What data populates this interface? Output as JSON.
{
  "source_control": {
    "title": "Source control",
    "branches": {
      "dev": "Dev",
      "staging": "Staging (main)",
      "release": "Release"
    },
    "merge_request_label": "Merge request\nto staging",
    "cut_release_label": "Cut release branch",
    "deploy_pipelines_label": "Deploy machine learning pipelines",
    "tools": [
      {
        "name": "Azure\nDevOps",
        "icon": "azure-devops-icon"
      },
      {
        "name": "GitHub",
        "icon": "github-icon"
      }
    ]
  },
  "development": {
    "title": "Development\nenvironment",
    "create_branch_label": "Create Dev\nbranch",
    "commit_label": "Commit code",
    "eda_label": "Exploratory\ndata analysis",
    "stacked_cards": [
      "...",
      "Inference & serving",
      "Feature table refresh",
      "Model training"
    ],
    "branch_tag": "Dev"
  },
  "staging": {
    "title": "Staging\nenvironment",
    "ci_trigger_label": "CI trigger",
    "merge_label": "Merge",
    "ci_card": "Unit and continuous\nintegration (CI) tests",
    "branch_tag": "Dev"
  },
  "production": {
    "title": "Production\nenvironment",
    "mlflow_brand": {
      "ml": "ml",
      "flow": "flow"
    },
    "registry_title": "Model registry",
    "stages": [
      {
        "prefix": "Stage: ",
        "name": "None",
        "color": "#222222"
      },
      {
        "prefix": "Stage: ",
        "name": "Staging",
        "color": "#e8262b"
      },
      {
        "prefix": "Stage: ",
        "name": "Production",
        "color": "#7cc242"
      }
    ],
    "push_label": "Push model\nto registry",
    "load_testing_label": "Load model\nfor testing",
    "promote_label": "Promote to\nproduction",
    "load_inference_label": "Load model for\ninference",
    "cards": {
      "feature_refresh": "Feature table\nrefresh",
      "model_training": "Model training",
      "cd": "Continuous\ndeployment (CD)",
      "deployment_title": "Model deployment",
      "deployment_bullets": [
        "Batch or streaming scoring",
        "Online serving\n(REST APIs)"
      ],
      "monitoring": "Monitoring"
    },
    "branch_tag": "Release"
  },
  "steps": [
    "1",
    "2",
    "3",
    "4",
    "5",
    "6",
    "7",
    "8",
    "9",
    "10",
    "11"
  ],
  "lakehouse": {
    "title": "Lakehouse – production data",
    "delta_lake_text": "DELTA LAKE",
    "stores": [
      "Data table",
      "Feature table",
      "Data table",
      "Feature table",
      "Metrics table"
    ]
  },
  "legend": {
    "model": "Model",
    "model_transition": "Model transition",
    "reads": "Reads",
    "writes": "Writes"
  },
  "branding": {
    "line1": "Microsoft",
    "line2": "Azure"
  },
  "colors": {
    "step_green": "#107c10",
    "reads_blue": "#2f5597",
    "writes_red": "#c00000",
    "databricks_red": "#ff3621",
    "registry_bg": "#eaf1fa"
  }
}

⁂

** WHAT IS BEING ASKED **
Return all of the entries exactly as written.

** OUTPUT **
What data populates this interface? Output as JSON.
{
  "source_control": {
    "title": "Source control",
    "branches": {
      "dev": "Dev",
      "staging": "Staging (main)",
      "release": "Release"
    },
    "merge_request_label": "Merge request\nto staging",
    "cut_release_label": "Cut release branch",
    "deploy_pipelines_label": "Deploy machine learning pipelines",
    "tools": [
      {
        "name": "Azure\nDevOps",
        "icon": "azure-devops-icon"
      },
      {
        "name": "GitHub",
        "icon": "github-icon"
      }
    ]
  },
  "development": {
    "title": "Development\nenvironment",
    "create_branch_label": "Create Dev\nbranch",
    "commit_label": "Commit code",
    "eda_label": "Exploratory\ndata analysis",
    "stacked_cards": [
      "...",
      "Inference & serving",
      "Feature table refresh",
      "Model training"
    ],
    "branch_tag": "Dev"
  },
  "staging": {
    "title": "Staging\nenvironment",
    "ci_trigger_label": "CI trigger",
    "merge_label": "Merge",
    "ci_card": "Unit and continuous\nintegration (CI) tests",
    "branch_tag": "Dev"
  },
  "production": {
    "title": "Production\nenvironment",
    "mlflow_brand": {
      "ml": "ml",
      "flow": "flow"
    },
    "registry_title": "Model registry",
    "stages": [
      {
        "prefix": "Stage: ",
        "name": "None",
        "color": "#222222"
      },
      {
        "prefix": "Stage: ",
        "name": "Staging",
        "color": "#e8262b"
      },
      {
        "prefix": "Stage: ",
        "name": "Production",
        "color": "#7cc242"
      }
    ],
    "push_label": "Push model\nto registry",
    "load_testing_label": "Load model\nfor testing",
    "promote_label": "Promote to\nproduction",
    "load_inference_label": "Load model for\ninference",
    "cards": {
      "feature_refresh": "Feature table\nrefresh",
      "model_training": "Model training",
      "cd": "Continuous\ndeployment (CD)",
      "deployment_title": "Model deployment",
      "deployment_bullets": [
        "Batch or streaming scoring",
        "Online serving\n(REST APIs)"
      ],
      "monitoring": "Monitoring"
    },
    "branch_tag": "Release"
  },
  "steps": [
    "1",
    "2",
    "3",
    "4",
    "5",
    "6",
    "7",
    "8",
    "9",
    "10",
    "11"
  ],
  "lakehouse": {
    "title": "Lakehouse – production data",
    "delta_lake_text": "DELTA LAKE",
    "stores": [
      "Data table",
      "Feature table",
      "Data table",
      "Feature table",
      "Metrics table"
    ]
  },
  "legend": {
    "model": "Model",
    "model_transition": "Model transition",
    "reads": "Reads",
    "writes": "Writes"
  },
  "branding": {
    "line1": "Microsoft",
    "line2": "Azure"
  },
  "colors": {
    "step_green": "#107c10",
    "reads_blue": "#2f5597",
    "writes_red": "#c00000",
    "databricks_red": "#ff3621",
    "registry_bg": "#eaf1fa"
  }
}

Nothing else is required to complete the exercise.